WHAT THE TASK REQUIRES ▸ Transcribe the records below exactly.

Stored dataset items ▸
● ● ● ● ●

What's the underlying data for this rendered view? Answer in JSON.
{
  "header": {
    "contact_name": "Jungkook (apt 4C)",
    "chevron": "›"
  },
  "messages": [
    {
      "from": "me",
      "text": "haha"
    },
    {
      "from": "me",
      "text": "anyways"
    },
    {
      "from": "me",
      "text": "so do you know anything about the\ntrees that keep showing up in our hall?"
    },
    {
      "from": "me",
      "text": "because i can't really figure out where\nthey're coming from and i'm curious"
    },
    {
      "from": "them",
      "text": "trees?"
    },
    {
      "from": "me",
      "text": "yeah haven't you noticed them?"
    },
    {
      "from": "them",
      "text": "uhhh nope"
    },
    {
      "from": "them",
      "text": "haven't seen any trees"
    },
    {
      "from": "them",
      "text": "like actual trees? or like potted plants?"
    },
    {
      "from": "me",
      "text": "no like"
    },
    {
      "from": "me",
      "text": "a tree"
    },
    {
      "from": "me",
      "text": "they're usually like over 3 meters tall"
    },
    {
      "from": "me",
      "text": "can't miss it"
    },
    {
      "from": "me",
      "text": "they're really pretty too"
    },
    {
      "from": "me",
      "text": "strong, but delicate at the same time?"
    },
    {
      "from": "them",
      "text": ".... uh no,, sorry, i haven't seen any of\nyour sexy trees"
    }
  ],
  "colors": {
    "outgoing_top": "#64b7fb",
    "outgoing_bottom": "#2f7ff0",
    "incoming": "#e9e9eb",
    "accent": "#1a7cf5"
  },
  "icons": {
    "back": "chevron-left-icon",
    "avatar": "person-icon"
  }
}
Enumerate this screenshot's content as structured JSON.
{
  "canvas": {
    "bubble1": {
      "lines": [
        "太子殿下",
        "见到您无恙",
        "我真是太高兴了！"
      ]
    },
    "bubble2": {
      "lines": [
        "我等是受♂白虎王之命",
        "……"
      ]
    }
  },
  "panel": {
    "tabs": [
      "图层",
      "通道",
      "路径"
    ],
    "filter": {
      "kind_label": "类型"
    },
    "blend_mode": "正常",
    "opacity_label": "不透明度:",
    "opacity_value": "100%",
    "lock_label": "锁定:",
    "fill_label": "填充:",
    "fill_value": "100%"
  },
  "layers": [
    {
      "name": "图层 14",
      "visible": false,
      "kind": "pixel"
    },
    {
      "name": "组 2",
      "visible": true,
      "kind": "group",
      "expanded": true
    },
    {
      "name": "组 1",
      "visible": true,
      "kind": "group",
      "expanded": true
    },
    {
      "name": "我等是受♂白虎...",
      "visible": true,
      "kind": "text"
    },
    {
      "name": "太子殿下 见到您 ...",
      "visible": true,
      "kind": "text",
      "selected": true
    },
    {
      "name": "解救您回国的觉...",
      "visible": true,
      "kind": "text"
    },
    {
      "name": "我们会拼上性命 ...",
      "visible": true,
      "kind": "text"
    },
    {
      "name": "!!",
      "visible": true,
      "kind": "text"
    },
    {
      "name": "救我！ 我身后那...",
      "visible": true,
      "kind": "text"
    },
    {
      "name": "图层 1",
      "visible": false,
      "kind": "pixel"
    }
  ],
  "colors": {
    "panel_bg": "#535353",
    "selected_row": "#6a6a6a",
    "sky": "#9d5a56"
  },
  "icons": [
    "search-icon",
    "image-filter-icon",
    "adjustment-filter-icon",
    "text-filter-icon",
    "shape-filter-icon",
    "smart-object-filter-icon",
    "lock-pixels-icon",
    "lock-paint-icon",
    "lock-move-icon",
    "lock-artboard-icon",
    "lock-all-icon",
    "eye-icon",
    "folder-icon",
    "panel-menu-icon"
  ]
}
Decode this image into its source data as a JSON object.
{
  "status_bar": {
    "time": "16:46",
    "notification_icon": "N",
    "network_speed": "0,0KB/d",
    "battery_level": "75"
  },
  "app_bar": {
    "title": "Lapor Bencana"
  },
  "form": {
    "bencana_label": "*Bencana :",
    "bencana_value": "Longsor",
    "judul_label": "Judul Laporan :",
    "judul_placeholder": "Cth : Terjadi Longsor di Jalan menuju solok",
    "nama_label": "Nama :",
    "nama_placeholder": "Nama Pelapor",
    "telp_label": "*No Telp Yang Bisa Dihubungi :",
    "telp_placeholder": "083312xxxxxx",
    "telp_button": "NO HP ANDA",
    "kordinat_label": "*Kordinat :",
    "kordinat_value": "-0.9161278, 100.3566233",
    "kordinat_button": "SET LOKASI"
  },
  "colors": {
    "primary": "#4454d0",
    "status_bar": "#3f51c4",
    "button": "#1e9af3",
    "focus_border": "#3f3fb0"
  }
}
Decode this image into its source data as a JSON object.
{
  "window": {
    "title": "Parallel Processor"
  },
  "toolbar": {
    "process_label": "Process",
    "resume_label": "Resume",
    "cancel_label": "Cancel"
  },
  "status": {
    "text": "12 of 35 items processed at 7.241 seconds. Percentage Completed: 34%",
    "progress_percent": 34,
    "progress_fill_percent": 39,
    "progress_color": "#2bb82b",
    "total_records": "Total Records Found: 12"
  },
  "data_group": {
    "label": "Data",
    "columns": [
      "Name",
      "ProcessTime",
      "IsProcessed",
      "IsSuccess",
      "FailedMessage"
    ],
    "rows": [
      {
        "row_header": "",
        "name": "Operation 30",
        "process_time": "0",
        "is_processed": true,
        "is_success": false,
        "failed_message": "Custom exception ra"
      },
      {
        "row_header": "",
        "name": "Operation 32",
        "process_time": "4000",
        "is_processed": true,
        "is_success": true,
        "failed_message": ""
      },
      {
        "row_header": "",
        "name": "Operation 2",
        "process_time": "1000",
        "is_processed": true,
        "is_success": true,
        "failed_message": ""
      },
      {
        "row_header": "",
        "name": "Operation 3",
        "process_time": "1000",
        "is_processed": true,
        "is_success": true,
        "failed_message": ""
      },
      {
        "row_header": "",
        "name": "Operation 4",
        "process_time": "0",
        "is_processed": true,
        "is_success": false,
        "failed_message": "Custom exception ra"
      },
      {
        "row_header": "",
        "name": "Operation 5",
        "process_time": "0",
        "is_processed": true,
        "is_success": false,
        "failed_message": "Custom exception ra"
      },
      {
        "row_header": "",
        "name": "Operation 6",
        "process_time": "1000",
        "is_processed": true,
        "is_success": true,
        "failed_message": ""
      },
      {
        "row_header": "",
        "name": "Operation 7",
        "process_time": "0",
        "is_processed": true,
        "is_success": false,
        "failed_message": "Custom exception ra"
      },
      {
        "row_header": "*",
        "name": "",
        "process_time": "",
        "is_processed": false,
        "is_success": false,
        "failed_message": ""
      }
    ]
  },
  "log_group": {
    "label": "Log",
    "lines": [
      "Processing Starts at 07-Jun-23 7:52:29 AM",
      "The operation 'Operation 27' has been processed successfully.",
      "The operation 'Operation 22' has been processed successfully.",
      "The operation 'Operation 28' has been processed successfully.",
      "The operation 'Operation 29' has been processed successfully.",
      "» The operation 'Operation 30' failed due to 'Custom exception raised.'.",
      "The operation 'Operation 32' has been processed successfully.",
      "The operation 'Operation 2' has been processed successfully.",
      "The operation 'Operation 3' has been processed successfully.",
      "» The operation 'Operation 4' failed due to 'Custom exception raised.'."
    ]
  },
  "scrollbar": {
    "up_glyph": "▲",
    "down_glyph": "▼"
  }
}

● ● ● ● ●

RESULT ▸
What's the underlying data for this rendered view? Answer in JSON.
{
  "header": {
    "contact_name": "Jungkook (apt 4C)",
    "chevron": "›"
  },
  "messages": [
    {
      "from": "me",
      "text": "haha"
    },
    {
      "from": "me",
      "text": "anyways"
    },
    {
      "from": "me",
      "text": "so do you know anything about the\ntrees that keep showing up in our hall?"
    },
    {
      "from": "me",
      "text": "because i can't really figure out where\nthey're coming from and i'm curious"
    },
    {
      "from": "them",
      "text": "trees?"
    },
    {
      "from": "me",
      "text": "yeah haven't you noticed them?"
    },
    {
      "from": "them",
      "text": "uhhh nope"
    },
    {
      "from": "them",
      "text": "haven't seen any trees"
    },
    {
      "from": "them",
      "text": "like actual trees? or like potted plants?"
    },
    {
      "from": "me",
      "text": "no like"
    },
    {
      "from": "me",
      "text": "a tree"
    },
    {
      "from": "me",
      "text": "they're usually like over 3 meters tall"
    },
    {
      "from": "me",
      "text": "can't miss it"
    },
    {
      "from": "me",
      "text": "they're really pretty too"
    },
    {
      "from": "me",
      "text": "strong, but delicate at the same time?"
    },
    {
      "from": "them",
      "text": ".... uh no,, sorry, i haven't seen any of\nyour sexy trees"
    }
  ],
  "colors": {
    "outgoing_top": "#64b7fb",
    "outgoing_bottom": "#2f7ff0",
    "incoming": "#e9e9eb",
    "accent": "#1a7cf5"
  },
  "icons": {
    "back": "chevron-left-icon",
    "avatar": "person-icon"
  }
}
Enumerate this screenshot's content as structured JSON.
{
  "canvas": {
    "bubble1": {
      "lines": [
        "太子殿下",
        "见到您无恙",
        "我真是太高兴了！"
      ]
    },
    "bubble2": {
      "lines": [
        "我等是受♂白虎王之命",
        "……"
      ]
    }
  },
  "panel": {
    "tabs": [
      "图层",
      "通道",
      "路径"
    ],
    "filter": {
      "kind_label": "类型"
    },
    "blend_mode": "正常",
    "opacity_label": "不透明度:",
    "opacity_value": "100%",
    "lock_label": "锁定:",
    "fill_label": "填充:",
    "fill_value": "100%"
  },
  "layers": [
    {
      "name": "图层 14",
      "visible": false,
      "kind": "pixel"
    },
    {
      "name": "组 2",
      "visible": true,
      "kind": "group",
      "expanded": true
    },
    {
      "name": "组 1",
      "visible": true,
      "kind": "group",
      "expanded": true
    },
    {
      "name": "我等是受♂白虎...",
      "visible": true,
      "kind": "text"
    },
    {
      "name": "太子殿下 见到您 ...",
      "visible": true,
      "kind": "text",
      "selected": true
    },
    {
      "name": "解救您回国的觉...",
      "visible": true,
      "kind": "text"
    },
    {
      "name": "我们会拼上性命 ...",
      "visible": true,
      "kind": "text"
    },
    {
      "name": "!!",
      "visible": true,
      "kind": "text"
    },
    {
      "name": "救我！ 我身后那...",
      "visible": true,
      "kind": "text"
    },
    {
      "name": "图层 1",
      "visible": false,
      "kind": "pixel"
    }
  ],
  "colors": {
    "panel_bg": "#535353",
    "selected_row": "#6a6a6a",
    "sky": "#9d5a56"
  },
  "icons": [
    "search-icon",
    "image-filter-icon",
    "adjustment-filter-icon",
    "text-filter-icon",
    "shape-filter-icon",
    "smart-object-filter-icon",
    "lock-pixels-icon",
    "lock-paint-icon",
    "lock-move-icon",
    "lock-artboard-icon",
    "lock-all-icon",
    "eye-icon",
    "folder-icon",
    "panel-menu-icon"
  ]
}
Decode this image into its source data as a JSON object.
{
  "status_bar": {
    "time": "16:46",
    "notification_icon": "N",
    "network_speed": "0,0KB/d",
    "battery_level": "75"
  },
  "app_bar": {
    "title": "Lapor Bencana"
  },
  "form": {
    "bencana_label": "*Bencana :",
    "bencana_value": "Longsor",
    "judul_label": "Judul Laporan :",
    "judul_placeholder": "Cth : Terjadi Longsor di Jalan menuju solok",
    "nama_label": "Nama :",
    "nama_placeholder": "Nama Pelapor",
    "telp_label": "*No Telp Yang Bisa Dihubungi :",
    "telp_placeholder": "083312xxxxxx",
    "telp_button": "NO HP ANDA",
    "kordinat_label": "*Kordinat :",
    "kordinat_value": "-0.9161278, 100.3566233",
    "kordinat_button": "SET LOKASI"
  },
  "colors": {
    "primary": "#4454d0",
    "status_bar": "#3f51c4",
    "button": "#1e9af3",
    "focus_border": "#3f3fb0"
  }
}
Decode this image into its source data as a JSON object.
{
  "window": {
    "title": "Parallel Processor"
  },
  "toolbar": {
    "process_label": "Process",
    "resume_label": "Resume",
    "cancel_label": "Cancel"
  },
  "status": {
    "text": "12 of 35 items processed at 7.241 seconds. Percentage Completed: 34%",
    "progress_percent": 34,
    "progress_fill_percent": 39,
    "progress_color": "#2bb82b",
    "total_records": "Total Records Found: 12"
  },
  "data_group": {
    "label": "Data",
    "columns": [
      "Name",
      "ProcessTime",
      "IsProcessed",
      "IsSuccess",
      "FailedMessage"
    ],
    "rows": [
      {
        "row_header": "",
        "name": "Operation 30",
        "process_time": "0",
        "is_processed": true,
        "is_success": false,
        "failed_message": "Custom exception ra"
      },
      {
        "row_header": "",
        "name": "Operation 32",
        "process_time": "4000",
        "is_processed": true,
        "is_success": true,
        "failed_message": ""
      },
      {
        "row_header": "",
        "name": "Operation 2",
        "process_time": "1000",
        "is_processed": true,
        "is_success": true,
        "failed_message": ""
      },
      {
        "row_header": "",
        "name": "Operation 3",
        "process_time": "1000",
        "is_processed": true,
        "is_success": true,
        "failed_message": ""
      },
      {
        "row_header": "",
        "name": "Operation 4",
        "process_time": "0",
        "is_processed": true,
        "is_success": false,
        "failed_message": "Custom exception ra"
      },
      {
        "row_header": "",
        "name": "Operation 5",
        "process_time": "0",
        "is_processed": true,
        "is_success": false,
        "failed_message": "Custom exception ra"
      },
      {
        "row_header": "",
        "name": "Operation 6",
        "process_time": "1000",
        "is_processed": true,
        "is_success": true,
        "failed_message": ""
      },
      {
        "row_header": "",
        "name": "Operation 7",
        "process_time": "0",
        "is_processed": true,
        "is_success": false,
        "failed_message": "Custom exception ra"
      },
      {
        "row_header": "*",
        "name": "",
        "process_time": "",
        "is_processed": false,
        "is_success": false,
        "failed_message": ""
      }
    ]
  },
  "log_group": {
    "label": "Log",
    "lines": [
      "Processing Starts at 07-Jun-23 7:52:29 AM",
      "The operation 'Operation 27' has been processed successfully.",
      "The operation 'Operation 22' has been processed successfully.",
      "The operation 'Operation 28' has been processed successfully.",
      "The operation 'Operation 29' has been processed successfully.",
      "» The operation 'Operation 30' failed due to 'Custom exception raised.'.",
      "The operation 'Operation 32' has been processed successfully.",
      "The operation 'Operation 2' has been processed successfully.",
      "The operation 'Operation 3' has been processed successfully.",
      "» The operation 'Operation 4' failed due to 'Custom exception raised.'."
    ]
  },
  "scrollbar": {
    "up_glyph": "▲",
    "down_glyph": "▼"
  }
}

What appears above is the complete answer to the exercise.